WHAT THIS TASK INVOLVES » Copy the listing below word for word, without the pictures.

DATA SECTION »

********

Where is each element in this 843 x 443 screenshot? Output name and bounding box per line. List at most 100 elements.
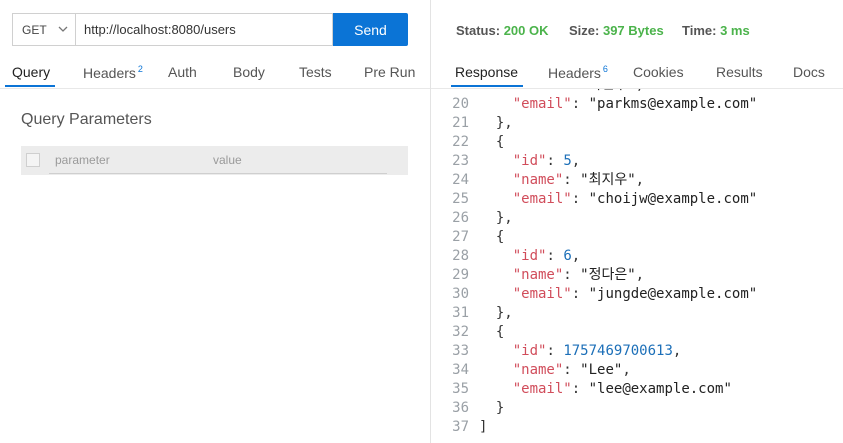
code-text: "email": "choijw@example.com"	[512, 191, 758, 207]
code-text: "id": 1757469700613,	[512, 343, 682, 359]
size-indicator: Size: 397 Bytes	[569, 23, 664, 38]
response-body-viewer[interactable]: 19 "name": "박민수",20 "email": "parkms@exa…	[431, 89, 843, 443]
status-label: Status:	[456, 23, 501, 38]
headers-count-badge: 6	[602, 64, 608, 74]
code-text: "name": "최지우",	[512, 172, 645, 188]
code-text: "id": 5,	[512, 153, 581, 169]
tab-label: Query	[12, 64, 51, 80]
tab-tests[interactable]: Tests	[299, 64, 332, 80]
request-pane: GET http://localhost:8080/users Send Que…	[0, 0, 430, 443]
code-line: 33 "id": 1757469700613,	[431, 342, 757, 361]
code-line: 28 "id": 6,	[431, 247, 757, 266]
section-title: Query Parameters	[21, 111, 152, 128]
tab-pre-run[interactable]: Pre Run	[364, 64, 415, 80]
code-text: "email": "jungde@example.com"	[512, 286, 758, 302]
size-value: 397 Bytes	[602, 23, 664, 38]
code-line: 25 "email": "choijw@example.com"	[431, 190, 757, 209]
active-tab-indicator	[5, 85, 55, 87]
code-line: 27 {	[431, 228, 757, 247]
code-text: {	[495, 229, 505, 245]
divider	[0, 88, 430, 89]
code-text: },	[495, 305, 513, 321]
line-number: 26	[452, 210, 469, 226]
tab-label: Tests	[299, 64, 332, 80]
code-line: 26 },	[431, 209, 757, 228]
param-enable-checkbox[interactable]	[26, 153, 40, 167]
chevron-down-icon	[58, 26, 68, 32]
code-text: "id": 6,	[512, 248, 581, 264]
send-button-label: Send	[354, 21, 387, 38]
time-value: 3 ms	[720, 23, 750, 38]
line-number: 31	[452, 305, 469, 321]
tab-results[interactable]: Results	[716, 64, 763, 80]
code-line: 37]	[431, 418, 757, 437]
tab-label: Cookies	[633, 64, 684, 80]
code-text: "name": "정다은",	[512, 267, 645, 283]
send-button[interactable]: Send	[333, 13, 408, 46]
line-number: 37	[452, 419, 469, 435]
request-tabs: Query Headers 2 Auth Body Tests Pre Run	[0, 60, 430, 88]
code-text: "name": "Lee",	[512, 362, 631, 378]
tab-label: Body	[233, 64, 265, 80]
code-line: 36 }	[431, 399, 757, 418]
query-param-row: parameter value	[21, 146, 408, 175]
tab-label: Docs	[793, 64, 825, 80]
line-number: 35	[452, 381, 469, 397]
line-number: 25	[452, 191, 469, 207]
code-line: 32 {	[431, 323, 757, 342]
code-text: "name": "박민수",	[479, 89, 644, 93]
tab-response-headers[interactable]: Headers 6	[548, 64, 608, 81]
tab-query[interactable]: Query	[12, 64, 50, 80]
param-value-input[interactable]: value	[213, 153, 242, 167]
line-number: 30	[452, 286, 469, 302]
tab-headers[interactable]: Headers 2	[83, 64, 143, 81]
line-number: 32	[452, 324, 469, 340]
line-number: 36	[452, 400, 469, 416]
size-label: Size:	[569, 23, 600, 38]
method-value: GET	[22, 22, 47, 37]
tab-response[interactable]: Response	[455, 64, 518, 80]
method-select[interactable]: GET	[12, 13, 75, 46]
line-number: 33	[452, 343, 469, 359]
code-text: },	[495, 115, 513, 131]
status-indicator: Status: 200 OK	[456, 23, 549, 38]
line-number: 23	[452, 153, 469, 169]
line-number: 29	[452, 267, 469, 283]
tab-label: Results	[716, 64, 763, 80]
url-value: http://localhost:8080/users	[84, 22, 236, 37]
param-name-underline	[49, 173, 221, 174]
time-label: Time:	[682, 23, 717, 38]
url-input[interactable]: http://localhost:8080/users	[75, 13, 333, 46]
code-text: "email": "lee@example.com"	[512, 381, 732, 397]
tab-body[interactable]: Body	[233, 64, 265, 80]
headers-count-badge: 2	[137, 64, 143, 74]
code-line: 21 },	[431, 114, 757, 133]
line-number: 34	[452, 362, 469, 378]
code-line: 34 "name": "Lee",	[431, 361, 757, 380]
tab-cookies[interactable]: Cookies	[633, 64, 684, 80]
line-number: 21	[452, 115, 469, 131]
code-line: 22 {	[431, 133, 757, 152]
tab-label: Pre Run	[364, 64, 416, 80]
line-number: 28	[452, 248, 469, 264]
tab-label: Auth	[168, 64, 197, 80]
response-pane: Status: 200 OK Size: 397 Bytes Time: 3 m…	[431, 0, 843, 443]
active-tab-indicator	[451, 85, 523, 87]
param-value-underline	[207, 173, 387, 174]
code-text: },	[495, 210, 513, 226]
param-name-input[interactable]: parameter	[55, 153, 110, 167]
code-line: 30 "email": "jungde@example.com"	[431, 285, 757, 304]
time-indicator: Time: 3 ms	[682, 23, 750, 38]
code-line: 23 "id": 5,	[431, 152, 757, 171]
code-lines: 19 "name": "박민수",20 "email": "parkms@exa…	[431, 89, 757, 437]
code-line: 24 "name": "최지우",	[431, 171, 757, 190]
line-number: 27	[452, 229, 469, 245]
code-line: 29 "name": "정다은",	[431, 266, 757, 285]
code-line: 31 },	[431, 304, 757, 323]
line-number: 22	[452, 134, 469, 150]
code-text: }	[495, 400, 505, 416]
tab-auth[interactable]: Auth	[168, 64, 197, 80]
code-text: "email": "parkms@example.com"	[512, 96, 758, 112]
tab-docs[interactable]: Docs	[793, 64, 825, 80]
code-text: {	[495, 324, 505, 340]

********

ANSWER IN FULL »
Where is each element in this 843 x 443 screenshot? Output name and bounding box per line. List at most 100 elements.
code-text: "email": "choijw@example.com"	[512, 191, 758, 207]
code-text: "id": 1757469700613,	[512, 343, 682, 359]
size-indicator: Size: 397 Bytes	[569, 23, 664, 38]
response-body-viewer[interactable]: 19 "name": "박민수",20 "email": "parkms@exa…	[431, 89, 843, 443]
status-label: Status:	[456, 23, 501, 38]
headers-count-badge: 6	[602, 64, 608, 74]
code-text: "name": "최지우",	[512, 172, 645, 188]
code-text: "id": 5,	[512, 153, 581, 169]
tab-label: Query	[12, 64, 51, 80]
tab-tests[interactable]: Tests	[299, 64, 332, 80]
request-pane: GET http://localhost:8080/users Send Que…	[0, 0, 430, 443]
code-line: 33 "id": 1757469700613,	[431, 342, 757, 361]
code-line: 28 "id": 6,	[431, 247, 757, 266]
section-title: Query Parameters	[21, 111, 152, 128]
tab-pre-run[interactable]: Pre Run	[364, 64, 415, 80]
code-text: "email": "jungde@example.com"	[512, 286, 758, 302]
size-value: 397 Bytes	[602, 23, 664, 38]
code-line: 25 "email": "choijw@example.com"	[431, 190, 757, 209]
active-tab-indicator	[5, 85, 55, 87]
code-line: 27 {	[431, 228, 757, 247]
code-text: {	[495, 229, 505, 245]
divider	[0, 88, 430, 89]
code-text: },	[495, 305, 513, 321]
line-number: 26	[452, 210, 469, 226]
tab-label: Tests	[299, 64, 332, 80]
code-line: 26 },	[431, 209, 757, 228]
param-enable-checkbox[interactable]	[26, 153, 40, 167]
chevron-down-icon	[58, 26, 68, 32]
code-text: "id": 6,	[512, 248, 581, 264]
send-button-label: Send	[354, 21, 387, 38]
time-value: 3 ms	[720, 23, 750, 38]
line-number: 31	[452, 305, 469, 321]
tab-results[interactable]: Results	[716, 64, 763, 80]
code-line: 37]	[431, 418, 757, 437]
tab-label: Cookies	[633, 64, 684, 80]
code-text: "name": "정다은",	[512, 267, 645, 283]
send-button[interactable]: Send	[333, 13, 408, 46]
line-number: 37	[452, 419, 469, 435]
request-tabs: Query Headers 2 Auth Body Tests Pre Run	[0, 60, 430, 88]
code-text: "name": "Lee",	[512, 362, 631, 378]
tab-label: Body	[233, 64, 265, 80]
code-line: 36 }	[431, 399, 757, 418]
query-param-row: parameter value	[21, 146, 408, 175]
tab-label: Docs	[793, 64, 825, 80]
line-number: 35	[452, 381, 469, 397]
line-number: 25	[452, 191, 469, 207]
code-line: 32 {	[431, 323, 757, 342]
code-text: "name": "박민수",	[479, 89, 644, 93]
tab-response-headers[interactable]: Headers 6	[548, 64, 608, 81]
tab-query[interactable]: Query	[12, 64, 50, 80]
param-value-input[interactable]: value	[213, 153, 242, 167]
line-number: 30	[452, 286, 469, 302]
tab-headers[interactable]: Headers 2	[83, 64, 143, 81]
line-number: 32	[452, 324, 469, 340]
line-number: 36	[452, 400, 469, 416]
size-label: Size:	[569, 23, 600, 38]
method-value: GET	[22, 22, 47, 37]
tab-response[interactable]: Response	[455, 64, 518, 80]
method-select[interactable]: GET	[12, 13, 75, 46]
line-number: 33	[452, 343, 469, 359]
code-text: },	[495, 115, 513, 131]
status-indicator: Status: 200 OK	[456, 23, 549, 38]
line-number: 23	[452, 153, 469, 169]
line-number: 29	[452, 267, 469, 283]
tab-label: Results	[716, 64, 763, 80]
url-value: http://localhost:8080/users	[84, 22, 236, 37]
param-name-underline	[49, 173, 221, 174]
time-label: Time:	[682, 23, 717, 38]
url-input[interactable]: http://localhost:8080/users	[75, 13, 333, 46]
code-text: "email": "lee@example.com"	[512, 381, 732, 397]
tab-body[interactable]: Body	[233, 64, 265, 80]
headers-count-badge: 2	[137, 64, 143, 74]
code-line: 21 },	[431, 114, 757, 133]
line-number: 34	[452, 362, 469, 378]
code-line: 34 "name": "Lee",	[431, 361, 757, 380]
tab-cookies[interactable]: Cookies	[633, 64, 684, 80]
line-number: 21	[452, 115, 469, 131]
code-line: 22 {	[431, 133, 757, 152]
tab-label: Pre Run	[364, 64, 416, 80]
line-number: 28	[452, 248, 469, 264]
tab-label: Auth	[168, 64, 197, 80]
response-pane: Status: 200 OK Size: 397 Bytes Time: 3 m…	[431, 0, 843, 443]
active-tab-indicator	[451, 85, 523, 87]
param-value-underline	[207, 173, 387, 174]
code-text: },	[495, 210, 513, 226]
param-name-input[interactable]: parameter	[55, 153, 110, 167]
code-line: 30 "email": "jungde@example.com"	[431, 285, 757, 304]
time-indicator: Time: 3 ms	[682, 23, 750, 38]
code-line: 23 "id": 5,	[431, 152, 757, 171]
code-lines: 19 "name": "박민수",20 "email": "parkms@exa…	[431, 89, 757, 437]
code-line: 24 "name": "최지우",	[431, 171, 757, 190]
line-number: 27	[452, 229, 469, 245]
code-line: 29 "name": "정다은",	[431, 266, 757, 285]
code-line: 31 },	[431, 304, 757, 323]
line-number: 22	[452, 134, 469, 150]
code-text: }	[495, 400, 505, 416]
tab-auth[interactable]: Auth	[168, 64, 197, 80]
code-text: "email": "parkms@example.com"	[512, 96, 758, 112]
tab-docs[interactable]: Docs	[793, 64, 825, 80]
code-text: {	[495, 324, 505, 340]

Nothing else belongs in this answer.